REQUEST:
Output all of the records exactly as written.

DATASET ENTRIES:
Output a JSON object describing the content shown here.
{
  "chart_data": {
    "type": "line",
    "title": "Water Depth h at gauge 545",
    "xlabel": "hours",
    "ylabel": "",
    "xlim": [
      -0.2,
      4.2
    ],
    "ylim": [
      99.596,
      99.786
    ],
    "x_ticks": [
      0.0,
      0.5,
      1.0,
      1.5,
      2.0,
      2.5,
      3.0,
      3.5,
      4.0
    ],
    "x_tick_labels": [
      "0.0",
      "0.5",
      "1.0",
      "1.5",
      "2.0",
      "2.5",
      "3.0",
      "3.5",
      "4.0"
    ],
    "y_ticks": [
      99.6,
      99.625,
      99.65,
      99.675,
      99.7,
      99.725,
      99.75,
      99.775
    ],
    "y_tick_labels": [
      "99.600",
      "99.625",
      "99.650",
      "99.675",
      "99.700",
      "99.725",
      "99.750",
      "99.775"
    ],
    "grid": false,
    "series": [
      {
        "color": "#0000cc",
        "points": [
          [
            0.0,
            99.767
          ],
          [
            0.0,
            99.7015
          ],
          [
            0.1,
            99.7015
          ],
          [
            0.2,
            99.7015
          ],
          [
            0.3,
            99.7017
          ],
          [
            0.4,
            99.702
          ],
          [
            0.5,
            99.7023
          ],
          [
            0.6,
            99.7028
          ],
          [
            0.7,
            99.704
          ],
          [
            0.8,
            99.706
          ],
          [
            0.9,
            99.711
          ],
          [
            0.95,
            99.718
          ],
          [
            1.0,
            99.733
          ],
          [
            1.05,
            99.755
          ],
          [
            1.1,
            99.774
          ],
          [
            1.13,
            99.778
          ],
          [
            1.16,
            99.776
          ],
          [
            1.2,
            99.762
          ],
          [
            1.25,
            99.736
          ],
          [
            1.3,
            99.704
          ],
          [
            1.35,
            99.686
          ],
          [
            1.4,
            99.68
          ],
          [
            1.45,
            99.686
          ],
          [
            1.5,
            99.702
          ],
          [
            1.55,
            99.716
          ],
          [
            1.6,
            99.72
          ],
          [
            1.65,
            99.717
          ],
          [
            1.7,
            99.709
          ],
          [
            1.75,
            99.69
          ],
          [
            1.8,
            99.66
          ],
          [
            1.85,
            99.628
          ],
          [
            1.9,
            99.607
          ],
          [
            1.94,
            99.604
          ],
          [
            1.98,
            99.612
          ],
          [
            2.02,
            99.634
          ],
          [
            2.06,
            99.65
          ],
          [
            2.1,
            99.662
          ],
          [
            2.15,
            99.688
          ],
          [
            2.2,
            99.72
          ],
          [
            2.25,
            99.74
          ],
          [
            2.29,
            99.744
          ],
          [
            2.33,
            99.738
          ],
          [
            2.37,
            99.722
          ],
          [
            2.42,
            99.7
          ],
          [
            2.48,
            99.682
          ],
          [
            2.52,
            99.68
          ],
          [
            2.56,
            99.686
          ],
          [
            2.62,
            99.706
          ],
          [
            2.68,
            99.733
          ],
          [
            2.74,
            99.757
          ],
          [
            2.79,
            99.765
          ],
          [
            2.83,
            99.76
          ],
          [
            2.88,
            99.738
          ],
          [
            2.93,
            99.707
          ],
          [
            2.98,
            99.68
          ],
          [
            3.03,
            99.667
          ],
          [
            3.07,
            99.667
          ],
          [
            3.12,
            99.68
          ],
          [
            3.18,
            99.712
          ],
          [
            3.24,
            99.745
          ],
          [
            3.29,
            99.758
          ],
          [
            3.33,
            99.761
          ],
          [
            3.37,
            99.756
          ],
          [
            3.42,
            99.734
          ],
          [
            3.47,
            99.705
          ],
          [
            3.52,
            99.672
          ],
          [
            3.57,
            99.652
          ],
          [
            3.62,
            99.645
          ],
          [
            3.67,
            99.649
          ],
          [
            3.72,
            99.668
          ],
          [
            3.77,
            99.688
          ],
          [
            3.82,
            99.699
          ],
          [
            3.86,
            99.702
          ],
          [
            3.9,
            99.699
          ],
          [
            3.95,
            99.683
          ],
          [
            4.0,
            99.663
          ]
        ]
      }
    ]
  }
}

REPLY TO THE TASK:
Output a JSON object describing the content shown here.
{
  "chart_data": {
    "type": "line",
    "title": "Water Depth h at gauge 545",
    "xlabel": "hours",
    "ylabel": "",
    "xlim": [
      -0.2,
      4.2
    ],
    "ylim": [
      99.596,
      99.786
    ],
    "x_ticks": [
      0.0,
      0.5,
      1.0,
      1.5,
      2.0,
      2.5,
      3.0,
      3.5,
      4.0
    ],
    "x_tick_labels": [
      "0.0",
      "0.5",
      "1.0",
      "1.5",
      "2.0",
      "2.5",
      "3.0",
      "3.5",
      "4.0"
    ],
    "y_ticks": [
      99.6,
      99.625,
      99.65,
      99.675,
      99.7,
      99.725,
      99.75,
      99.775
    ],
    "y_tick_labels": [
      "99.600",
      "99.625",
      "99.650",
      "99.675",
      "99.700",
      "99.725",
      "99.750",
      "99.775"
    ],
    "grid": false,
    "series": [
      {
        "color": "#0000cc",
        "points": [
          [
            0.0,
            99.767
          ],
          [
            0.0,
            99.7015
          ],
          [
            0.1,
            99.7015
          ],
          [
            0.2,
            99.7015
          ],
          [
            0.3,
            99.7017
          ],
          [
            0.4,
            99.702
          ],
          [
            0.5,
            99.7023
          ],
          [
            0.6,
            99.7028
          ],
          [
            0.7,
            99.704
          ],
          [
            0.8,
            99.706
          ],
          [
            0.9,
            99.711
          ],
          [
            0.95,
            99.718
          ],
          [
            1.0,
            99.733
          ],
          [
            1.05,
            99.755
          ],
          [
            1.1,
            99.774
          ],
          [
            1.13,
            99.778
          ],
          [
            1.16,
            99.776
          ],
          [
            1.2,
            99.762
          ],
          [
            1.25,
            99.736
          ],
          [
            1.3,
            99.704
          ],
          [
            1.35,
            99.686
          ],
          [
            1.4,
            99.68
          ],
          [
            1.45,
            99.686
          ],
          [
            1.5,
            99.702
          ],
          [
            1.55,
            99.716
          ],
          [
            1.6,
            99.72
          ],
          [
            1.65,
            99.717
          ],
          [
            1.7,
            99.709
          ],
          [
            1.75,
            99.69
          ],
          [
            1.8,
            99.66
          ],
          [
            1.85,
            99.628
          ],
          [
            1.9,
            99.607
          ],
          [
            1.94,
            99.604
          ],
          [
            1.98,
            99.612
          ],
          [
            2.02,
            99.634
          ],
          [
            2.06,
            99.65
          ],
          [
            2.1,
            99.662
          ],
          [
            2.15,
            99.688
          ],
          [
            2.2,
            99.72
          ],
          [
            2.25,
            99.74
          ],
          [
            2.29,
            99.744
          ],
          [
            2.33,
            99.738
          ],
          [
            2.37,
            99.722
          ],
          [
            2.42,
            99.7
          ],
          [
            2.48,
            99.682
          ],
          [
            2.52,
            99.68
          ],
          [
            2.56,
            99.686
          ],
          [
            2.62,
            99.706
          ],
          [
            2.68,
            99.733
          ],
          [
            2.74,
            99.757
          ],
          [
            2.79,
            99.765
          ],
          [
            2.83,
            99.76
          ],
          [
            2.88,
            99.738
          ],
          [
            2.93,
            99.707
          ],
          [
            2.98,
            99.68
          ],
          [
            3.03,
            99.667
          ],
          [
            3.07,
            99.667
          ],
          [
            3.12,
            99.68
          ],
          [
            3.18,
            99.712
          ],
          [
            3.24,
            99.745
          ],
          [
            3.29,
            99.758
          ],
          [
            3.33,
            99.761
          ],
          [
            3.37,
            99.756
          ],
          [
            3.42,
            99.734
          ],
          [
            3.47,
            99.705
          ],
          [
            3.52,
            99.672
          ],
          [
            3.57,
            99.652
          ],
          [
            3.62,
            99.645
          ],
          [
            3.67,
            99.649
          ],
          [
            3.72,
            99.668
          ],
          [
            3.77,
            99.688
          ],
          [
            3.82,
            99.699
          ],
          [
            3.86,
            99.702
          ],
          [
            3.9,
            99.699
          ],
          [
            3.95,
            99.683
          ],
          [
            4.0,
            99.663
          ]
        ]
      }
    ]
  }
}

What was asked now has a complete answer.